____ Dataset extract
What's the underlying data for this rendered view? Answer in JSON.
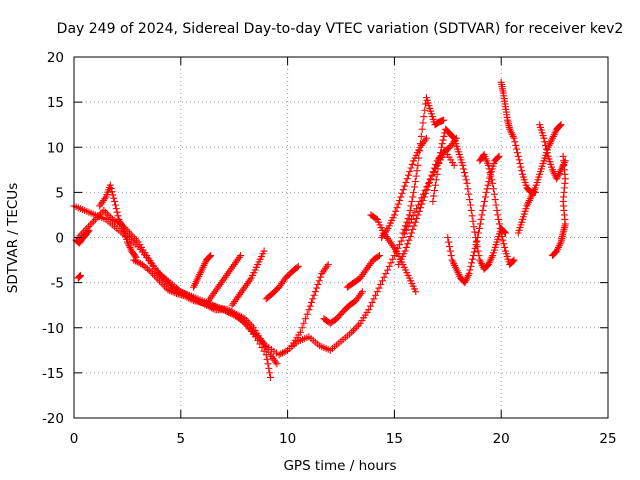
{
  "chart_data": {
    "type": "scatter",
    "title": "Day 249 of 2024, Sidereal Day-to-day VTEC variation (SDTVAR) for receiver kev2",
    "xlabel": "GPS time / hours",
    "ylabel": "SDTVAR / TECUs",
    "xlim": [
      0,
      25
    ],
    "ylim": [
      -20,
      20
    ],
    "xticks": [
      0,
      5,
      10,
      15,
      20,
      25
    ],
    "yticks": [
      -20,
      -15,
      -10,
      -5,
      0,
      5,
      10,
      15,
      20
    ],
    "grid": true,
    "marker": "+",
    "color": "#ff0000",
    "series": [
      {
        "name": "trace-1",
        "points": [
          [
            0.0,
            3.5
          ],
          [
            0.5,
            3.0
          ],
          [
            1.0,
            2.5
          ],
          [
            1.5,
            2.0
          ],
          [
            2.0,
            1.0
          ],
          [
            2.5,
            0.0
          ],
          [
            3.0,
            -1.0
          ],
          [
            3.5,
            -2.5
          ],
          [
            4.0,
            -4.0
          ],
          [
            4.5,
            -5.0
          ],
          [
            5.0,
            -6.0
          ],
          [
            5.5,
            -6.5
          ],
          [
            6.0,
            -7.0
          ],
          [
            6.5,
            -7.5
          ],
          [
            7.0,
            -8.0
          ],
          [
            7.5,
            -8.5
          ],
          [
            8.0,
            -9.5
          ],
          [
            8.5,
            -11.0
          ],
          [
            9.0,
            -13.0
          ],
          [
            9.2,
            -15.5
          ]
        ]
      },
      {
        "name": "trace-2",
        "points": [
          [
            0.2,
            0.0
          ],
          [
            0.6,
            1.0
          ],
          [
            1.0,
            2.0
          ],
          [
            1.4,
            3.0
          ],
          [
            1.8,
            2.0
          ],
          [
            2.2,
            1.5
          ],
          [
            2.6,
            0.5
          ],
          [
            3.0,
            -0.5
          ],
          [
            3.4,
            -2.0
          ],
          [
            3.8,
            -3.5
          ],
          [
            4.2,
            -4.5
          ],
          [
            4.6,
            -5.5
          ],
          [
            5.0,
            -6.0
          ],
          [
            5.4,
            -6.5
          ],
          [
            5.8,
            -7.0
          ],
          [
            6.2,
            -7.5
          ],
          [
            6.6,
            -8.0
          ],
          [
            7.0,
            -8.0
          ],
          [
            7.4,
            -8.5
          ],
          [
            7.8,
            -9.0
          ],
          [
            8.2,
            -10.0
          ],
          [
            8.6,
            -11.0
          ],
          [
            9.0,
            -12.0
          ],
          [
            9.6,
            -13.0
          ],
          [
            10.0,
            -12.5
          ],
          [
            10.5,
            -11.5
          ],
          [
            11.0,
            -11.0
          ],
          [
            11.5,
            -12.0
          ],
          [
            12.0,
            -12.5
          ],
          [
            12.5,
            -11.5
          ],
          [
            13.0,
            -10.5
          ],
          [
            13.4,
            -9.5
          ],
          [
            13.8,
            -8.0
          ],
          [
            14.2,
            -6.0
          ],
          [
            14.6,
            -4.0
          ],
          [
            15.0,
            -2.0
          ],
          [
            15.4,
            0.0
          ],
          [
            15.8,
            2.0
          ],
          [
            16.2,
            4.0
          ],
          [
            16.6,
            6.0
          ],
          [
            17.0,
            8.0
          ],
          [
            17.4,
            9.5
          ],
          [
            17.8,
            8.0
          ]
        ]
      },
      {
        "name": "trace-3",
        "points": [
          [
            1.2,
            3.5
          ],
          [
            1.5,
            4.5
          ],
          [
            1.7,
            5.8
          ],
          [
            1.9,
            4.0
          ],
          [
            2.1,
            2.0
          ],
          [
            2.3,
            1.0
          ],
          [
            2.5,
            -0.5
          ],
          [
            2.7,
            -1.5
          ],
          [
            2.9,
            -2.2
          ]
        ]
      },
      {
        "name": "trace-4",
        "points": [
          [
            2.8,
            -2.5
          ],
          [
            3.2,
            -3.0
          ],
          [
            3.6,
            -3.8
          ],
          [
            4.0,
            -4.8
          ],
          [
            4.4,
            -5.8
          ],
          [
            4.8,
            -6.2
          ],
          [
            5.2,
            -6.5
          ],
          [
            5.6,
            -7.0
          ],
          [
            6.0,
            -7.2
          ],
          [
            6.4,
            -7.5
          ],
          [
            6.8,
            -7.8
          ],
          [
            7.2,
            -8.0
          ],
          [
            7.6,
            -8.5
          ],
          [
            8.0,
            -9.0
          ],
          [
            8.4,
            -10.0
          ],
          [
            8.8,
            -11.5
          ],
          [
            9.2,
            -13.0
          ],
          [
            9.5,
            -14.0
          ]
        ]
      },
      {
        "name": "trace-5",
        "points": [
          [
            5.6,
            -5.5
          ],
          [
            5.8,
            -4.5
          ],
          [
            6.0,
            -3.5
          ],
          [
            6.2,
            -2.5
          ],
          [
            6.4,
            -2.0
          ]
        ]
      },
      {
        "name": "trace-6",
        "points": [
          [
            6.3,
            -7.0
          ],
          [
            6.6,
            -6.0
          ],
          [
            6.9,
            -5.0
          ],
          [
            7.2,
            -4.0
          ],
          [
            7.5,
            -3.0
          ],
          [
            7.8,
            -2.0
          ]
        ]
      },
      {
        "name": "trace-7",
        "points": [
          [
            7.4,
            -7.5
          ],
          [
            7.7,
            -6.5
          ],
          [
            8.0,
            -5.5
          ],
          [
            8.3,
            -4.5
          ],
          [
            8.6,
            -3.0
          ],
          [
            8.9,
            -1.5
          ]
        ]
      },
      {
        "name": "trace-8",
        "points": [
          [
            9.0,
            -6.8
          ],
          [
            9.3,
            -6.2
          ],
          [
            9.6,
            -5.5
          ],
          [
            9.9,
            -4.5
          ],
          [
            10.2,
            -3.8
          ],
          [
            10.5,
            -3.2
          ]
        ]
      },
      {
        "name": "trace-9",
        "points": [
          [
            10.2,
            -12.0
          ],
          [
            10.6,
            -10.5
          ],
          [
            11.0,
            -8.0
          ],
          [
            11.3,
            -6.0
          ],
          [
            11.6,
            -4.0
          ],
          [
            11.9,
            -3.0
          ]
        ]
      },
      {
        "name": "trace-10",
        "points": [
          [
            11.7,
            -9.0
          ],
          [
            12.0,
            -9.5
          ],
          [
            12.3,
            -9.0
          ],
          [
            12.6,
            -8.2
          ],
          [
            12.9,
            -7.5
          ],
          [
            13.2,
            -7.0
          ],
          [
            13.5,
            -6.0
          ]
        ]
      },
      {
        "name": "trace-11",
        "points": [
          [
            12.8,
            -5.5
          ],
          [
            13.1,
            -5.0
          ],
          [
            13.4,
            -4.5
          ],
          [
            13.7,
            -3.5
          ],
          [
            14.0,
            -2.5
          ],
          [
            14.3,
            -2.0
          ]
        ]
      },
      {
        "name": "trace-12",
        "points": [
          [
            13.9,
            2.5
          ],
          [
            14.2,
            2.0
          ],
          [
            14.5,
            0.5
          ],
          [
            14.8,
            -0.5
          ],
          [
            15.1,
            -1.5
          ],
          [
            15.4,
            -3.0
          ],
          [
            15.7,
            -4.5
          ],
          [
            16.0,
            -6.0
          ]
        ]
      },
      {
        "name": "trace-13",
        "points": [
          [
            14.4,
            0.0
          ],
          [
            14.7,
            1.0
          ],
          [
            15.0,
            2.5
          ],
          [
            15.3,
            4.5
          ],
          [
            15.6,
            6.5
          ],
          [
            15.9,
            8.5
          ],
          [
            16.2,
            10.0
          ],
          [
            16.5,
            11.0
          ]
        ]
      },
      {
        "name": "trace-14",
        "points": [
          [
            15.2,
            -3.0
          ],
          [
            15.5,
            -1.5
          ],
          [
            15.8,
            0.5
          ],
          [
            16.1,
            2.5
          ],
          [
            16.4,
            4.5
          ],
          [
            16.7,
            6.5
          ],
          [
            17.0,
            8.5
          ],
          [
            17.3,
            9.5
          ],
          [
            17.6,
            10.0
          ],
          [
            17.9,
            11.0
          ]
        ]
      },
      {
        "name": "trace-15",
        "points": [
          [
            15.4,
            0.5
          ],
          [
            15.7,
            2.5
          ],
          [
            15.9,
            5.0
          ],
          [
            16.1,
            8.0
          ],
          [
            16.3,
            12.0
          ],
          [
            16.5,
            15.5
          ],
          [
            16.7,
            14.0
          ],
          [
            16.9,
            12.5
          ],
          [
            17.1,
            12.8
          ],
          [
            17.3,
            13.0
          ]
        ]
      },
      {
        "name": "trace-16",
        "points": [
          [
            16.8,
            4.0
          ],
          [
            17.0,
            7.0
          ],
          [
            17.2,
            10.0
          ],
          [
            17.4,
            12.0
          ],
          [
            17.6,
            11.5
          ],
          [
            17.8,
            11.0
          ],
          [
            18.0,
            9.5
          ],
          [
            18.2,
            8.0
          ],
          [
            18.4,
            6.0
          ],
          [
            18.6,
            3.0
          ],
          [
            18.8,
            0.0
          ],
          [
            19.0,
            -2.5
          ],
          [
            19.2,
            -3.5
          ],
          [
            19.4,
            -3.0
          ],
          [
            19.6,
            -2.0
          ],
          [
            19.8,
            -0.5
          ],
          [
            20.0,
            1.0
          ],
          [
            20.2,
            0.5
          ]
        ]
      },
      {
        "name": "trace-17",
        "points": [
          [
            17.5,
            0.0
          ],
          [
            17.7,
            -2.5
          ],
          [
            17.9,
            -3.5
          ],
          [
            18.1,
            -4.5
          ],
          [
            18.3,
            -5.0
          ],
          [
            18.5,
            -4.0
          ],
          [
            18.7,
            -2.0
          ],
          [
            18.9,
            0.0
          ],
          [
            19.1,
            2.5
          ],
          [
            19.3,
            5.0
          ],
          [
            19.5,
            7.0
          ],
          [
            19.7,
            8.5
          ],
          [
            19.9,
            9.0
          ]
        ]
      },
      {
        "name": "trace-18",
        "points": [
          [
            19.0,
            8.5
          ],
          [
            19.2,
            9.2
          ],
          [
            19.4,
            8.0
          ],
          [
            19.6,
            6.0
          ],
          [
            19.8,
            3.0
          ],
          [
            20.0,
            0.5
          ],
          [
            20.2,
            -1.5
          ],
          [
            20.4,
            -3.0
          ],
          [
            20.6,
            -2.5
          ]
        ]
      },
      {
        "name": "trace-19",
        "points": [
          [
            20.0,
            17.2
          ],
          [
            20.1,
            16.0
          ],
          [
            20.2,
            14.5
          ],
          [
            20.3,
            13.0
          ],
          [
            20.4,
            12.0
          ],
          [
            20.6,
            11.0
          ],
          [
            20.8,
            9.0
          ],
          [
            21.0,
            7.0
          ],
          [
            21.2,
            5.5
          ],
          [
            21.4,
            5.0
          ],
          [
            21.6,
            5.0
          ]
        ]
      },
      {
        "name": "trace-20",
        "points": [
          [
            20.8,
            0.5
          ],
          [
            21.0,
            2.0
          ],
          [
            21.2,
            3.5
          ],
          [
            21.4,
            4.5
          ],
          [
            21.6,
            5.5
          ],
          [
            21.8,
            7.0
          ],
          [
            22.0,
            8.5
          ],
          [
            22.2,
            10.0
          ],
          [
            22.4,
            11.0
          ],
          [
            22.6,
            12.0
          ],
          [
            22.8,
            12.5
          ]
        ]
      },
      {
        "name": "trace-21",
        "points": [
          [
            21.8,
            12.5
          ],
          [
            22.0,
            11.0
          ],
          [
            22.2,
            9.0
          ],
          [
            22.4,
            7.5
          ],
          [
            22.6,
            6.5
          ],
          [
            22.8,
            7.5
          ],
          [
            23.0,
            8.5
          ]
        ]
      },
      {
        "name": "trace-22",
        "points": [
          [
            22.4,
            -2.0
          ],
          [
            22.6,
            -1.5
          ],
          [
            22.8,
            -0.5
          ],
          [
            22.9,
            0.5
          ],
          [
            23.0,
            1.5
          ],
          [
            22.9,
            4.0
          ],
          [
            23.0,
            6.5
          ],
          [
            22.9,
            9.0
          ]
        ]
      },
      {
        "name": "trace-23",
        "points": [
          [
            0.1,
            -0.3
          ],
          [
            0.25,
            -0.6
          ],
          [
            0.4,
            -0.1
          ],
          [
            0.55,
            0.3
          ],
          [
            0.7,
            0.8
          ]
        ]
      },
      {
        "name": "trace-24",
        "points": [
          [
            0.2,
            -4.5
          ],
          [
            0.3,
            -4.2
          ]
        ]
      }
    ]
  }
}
________
== Request ==
Go over the data above and copy every line that has the word "SDTVAR" in it.

== Solved problem ==
    "title": "Day 249 of 2024, Sidereal Day-to-day VTEC variation (SDTVAR) for receiver kev2",
    "ylabel": "SDTVAR / TECUs",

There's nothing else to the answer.